> _PROBLEM REQUIREMENTS_
Give back the records below exactly, every one, with no pictures.

Stored data:
▬▬▬▬▬▬▬▬▬▬

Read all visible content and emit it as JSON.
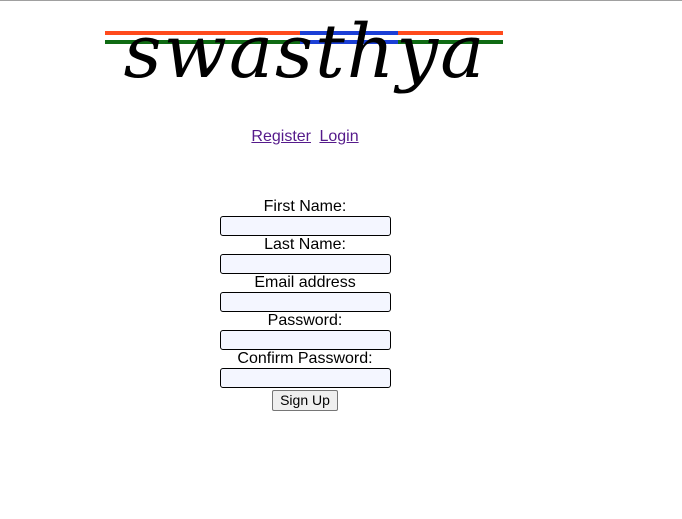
{
  "brand": {
    "logo_text": "swasthya",
    "stripe_colors": [
      "#ff4a1c",
      "#1b3fd6",
      "#0f6b13"
    ]
  },
  "nav": {
    "register_label": "Register",
    "login_label": "Login"
  },
  "form": {
    "first_name_label": "First Name:",
    "last_name_label": "Last Name:",
    "email_label": "Email address",
    "password_label": "Password:",
    "confirm_password_label": "Confirm Password:",
    "first_name_value": "",
    "last_name_value": "",
    "email_value": "",
    "password_value": "",
    "confirm_password_value": "",
    "submit_label": "Sign Up"
  }
}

▬▬▬▬▬▬▬▬▬▬

> _FULL RESPONSE_
Read all visible content and emit it as JSON.
{
  "brand": {
    "logo_text": "swasthya",
    "stripe_colors": [
      "#ff4a1c",
      "#1b3fd6",
      "#0f6b13"
    ]
  },
  "nav": {
    "register_label": "Register",
    "login_label": "Login"
  },
  "form": {
    "first_name_label": "First Name:",
    "last_name_label": "Last Name:",
    "email_label": "Email address",
    "password_label": "Password:",
    "confirm_password_label": "Confirm Password:",
    "first_name_value": "",
    "last_name_value": "",
    "email_value": "",
    "password_value": "",
    "confirm_password_value": "",
    "submit_label": "Sign Up"
  }
}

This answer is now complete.